Aim. Report the count of lines below in which the string "ремонту" occurs; include nothing else.

[Start of Entries]

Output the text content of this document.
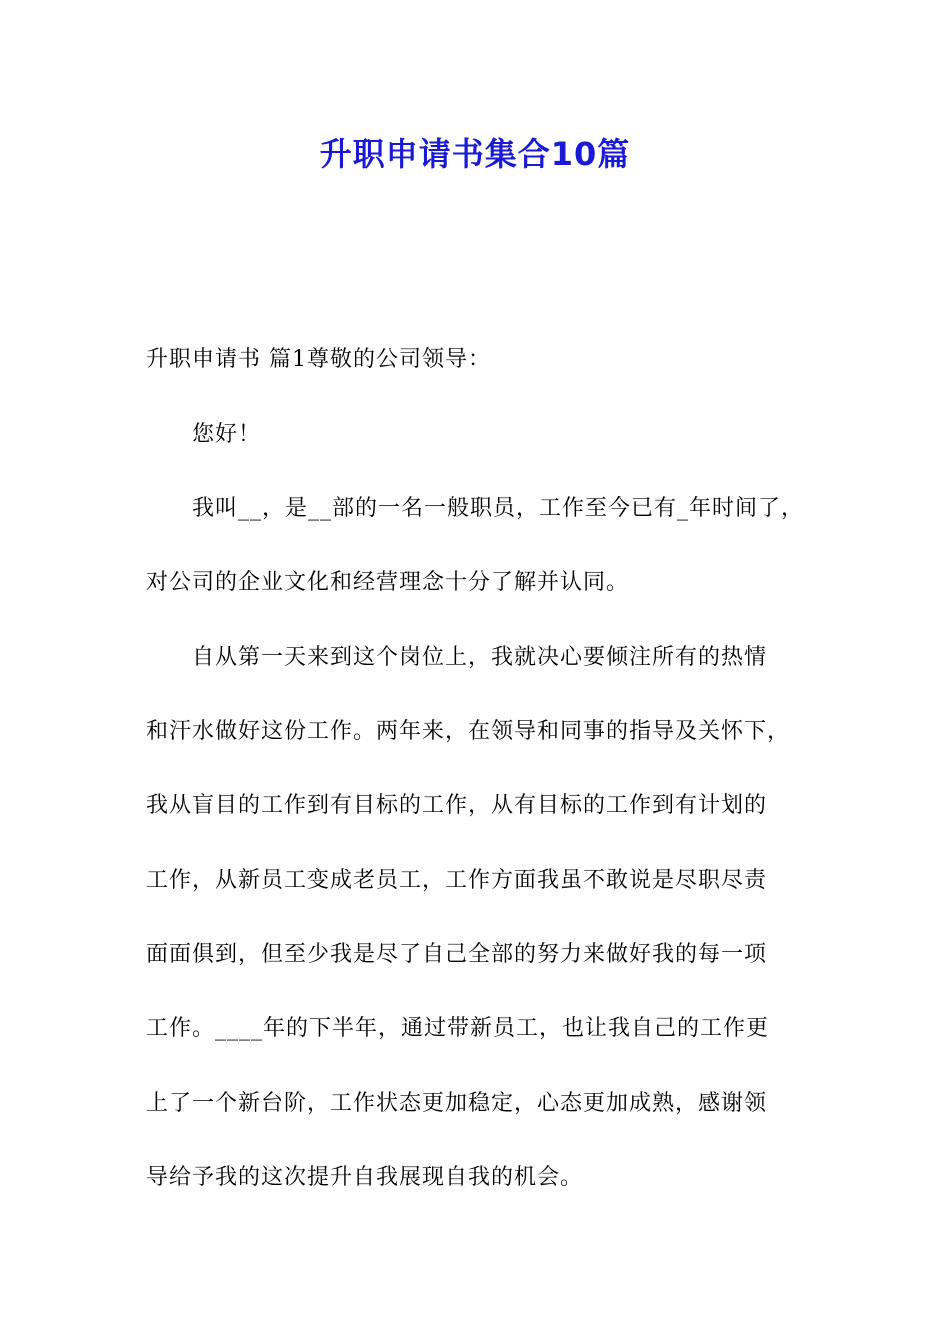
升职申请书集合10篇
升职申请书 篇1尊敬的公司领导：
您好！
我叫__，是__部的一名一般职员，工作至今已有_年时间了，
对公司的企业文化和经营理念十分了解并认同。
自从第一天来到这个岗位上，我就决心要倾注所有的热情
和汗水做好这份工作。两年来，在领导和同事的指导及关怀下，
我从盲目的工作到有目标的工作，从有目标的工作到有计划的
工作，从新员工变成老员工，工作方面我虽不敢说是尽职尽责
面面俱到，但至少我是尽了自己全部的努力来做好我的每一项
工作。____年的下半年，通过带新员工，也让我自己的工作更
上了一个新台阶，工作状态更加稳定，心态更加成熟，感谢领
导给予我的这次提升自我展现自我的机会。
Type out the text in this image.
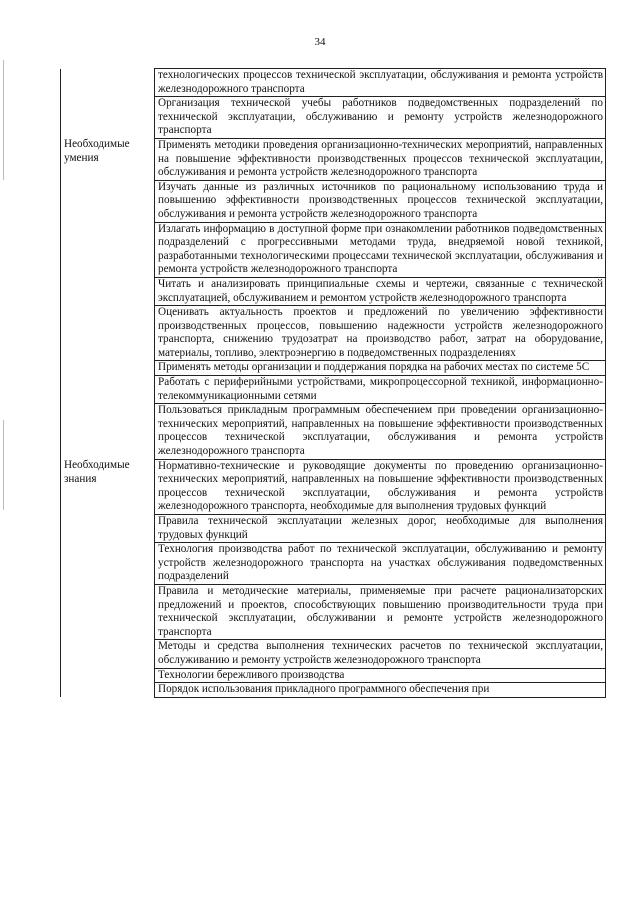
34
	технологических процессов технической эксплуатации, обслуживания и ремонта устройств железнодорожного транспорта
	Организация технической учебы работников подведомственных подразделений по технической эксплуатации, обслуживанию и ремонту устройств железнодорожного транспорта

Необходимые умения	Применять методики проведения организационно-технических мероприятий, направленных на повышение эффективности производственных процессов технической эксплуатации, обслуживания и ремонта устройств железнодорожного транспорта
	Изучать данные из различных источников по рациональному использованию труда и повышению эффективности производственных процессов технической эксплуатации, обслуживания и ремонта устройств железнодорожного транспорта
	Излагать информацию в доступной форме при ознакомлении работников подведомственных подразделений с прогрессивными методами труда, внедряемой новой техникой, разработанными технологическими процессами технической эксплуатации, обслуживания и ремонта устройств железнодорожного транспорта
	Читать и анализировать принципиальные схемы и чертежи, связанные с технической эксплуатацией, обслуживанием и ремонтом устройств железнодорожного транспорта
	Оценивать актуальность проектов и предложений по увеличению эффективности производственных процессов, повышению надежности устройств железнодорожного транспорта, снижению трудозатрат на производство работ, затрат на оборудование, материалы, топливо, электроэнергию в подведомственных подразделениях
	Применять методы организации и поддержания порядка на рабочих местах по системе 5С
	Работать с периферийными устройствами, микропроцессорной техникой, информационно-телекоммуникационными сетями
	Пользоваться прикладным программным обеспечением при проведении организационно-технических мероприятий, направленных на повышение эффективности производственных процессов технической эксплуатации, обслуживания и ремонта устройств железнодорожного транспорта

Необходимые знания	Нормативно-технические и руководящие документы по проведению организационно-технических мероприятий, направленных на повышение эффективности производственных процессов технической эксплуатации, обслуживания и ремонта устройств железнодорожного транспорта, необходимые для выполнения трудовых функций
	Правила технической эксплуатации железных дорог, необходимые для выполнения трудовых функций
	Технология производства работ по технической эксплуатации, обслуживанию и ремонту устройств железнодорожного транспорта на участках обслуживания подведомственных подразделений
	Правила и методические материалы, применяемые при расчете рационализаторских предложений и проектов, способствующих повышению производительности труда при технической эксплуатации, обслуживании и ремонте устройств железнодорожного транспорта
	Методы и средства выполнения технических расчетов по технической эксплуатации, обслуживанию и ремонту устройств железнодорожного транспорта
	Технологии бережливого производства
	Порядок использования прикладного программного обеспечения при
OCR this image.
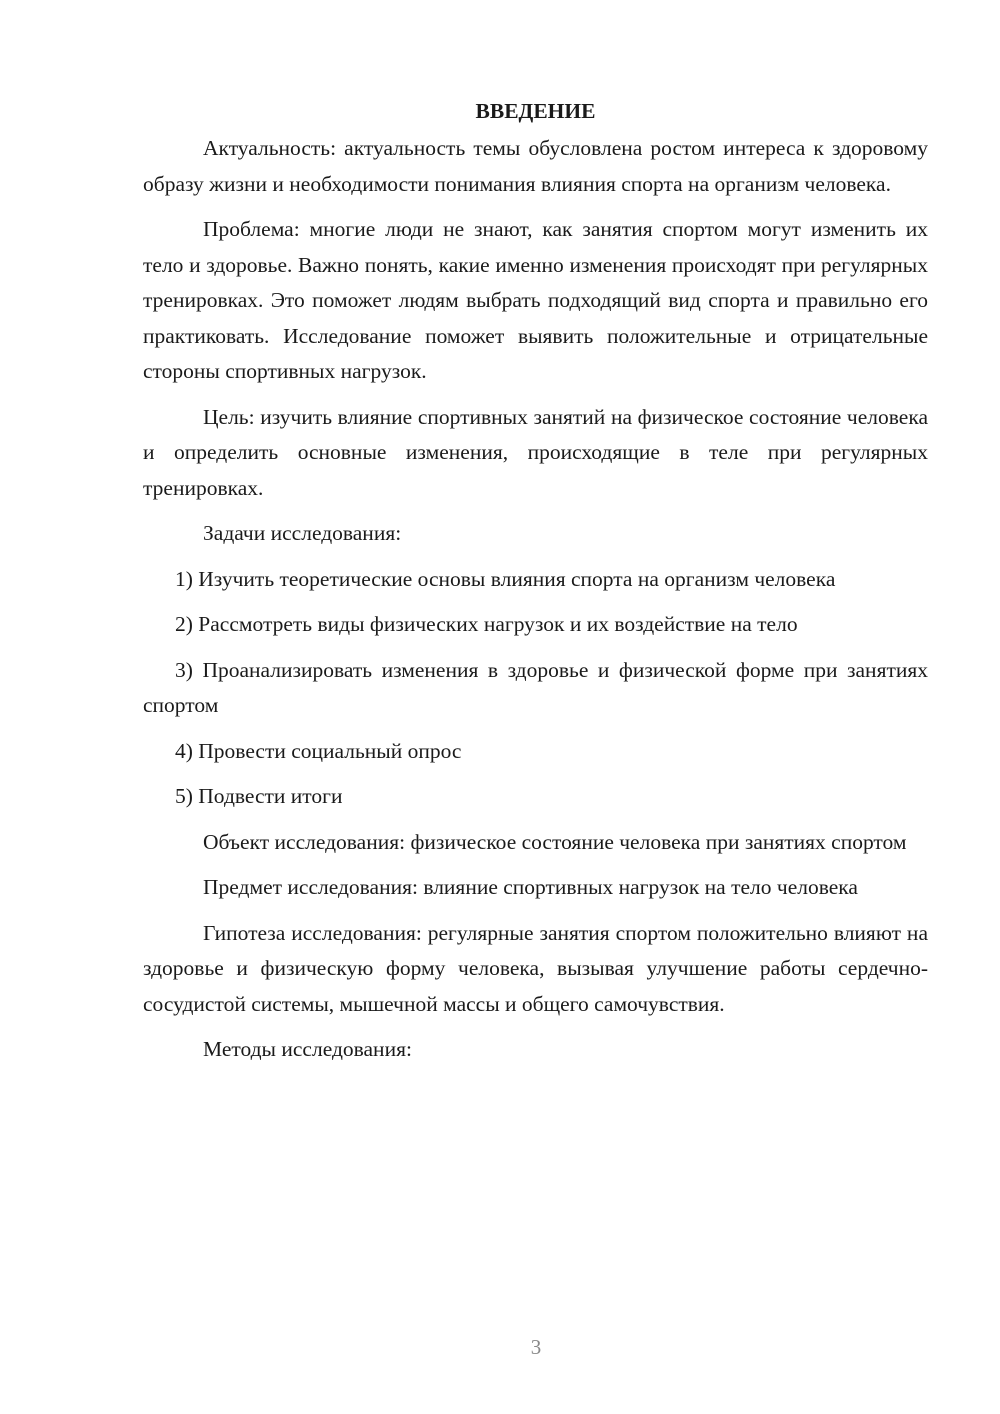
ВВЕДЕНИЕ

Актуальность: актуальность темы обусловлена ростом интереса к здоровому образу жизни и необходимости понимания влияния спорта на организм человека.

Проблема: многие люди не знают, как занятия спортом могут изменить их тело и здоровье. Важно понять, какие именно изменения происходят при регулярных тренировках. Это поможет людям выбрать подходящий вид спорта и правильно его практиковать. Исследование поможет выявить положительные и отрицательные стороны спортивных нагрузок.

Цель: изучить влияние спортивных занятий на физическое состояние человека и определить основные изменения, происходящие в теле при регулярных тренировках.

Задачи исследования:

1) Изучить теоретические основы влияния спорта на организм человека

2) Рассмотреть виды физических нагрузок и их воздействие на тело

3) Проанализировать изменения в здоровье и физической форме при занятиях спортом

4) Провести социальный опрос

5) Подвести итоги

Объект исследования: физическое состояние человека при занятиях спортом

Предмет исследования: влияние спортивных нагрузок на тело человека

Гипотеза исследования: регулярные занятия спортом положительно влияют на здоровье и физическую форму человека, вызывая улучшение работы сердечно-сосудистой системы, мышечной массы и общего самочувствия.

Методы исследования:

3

[End of Entries]

Final result. 3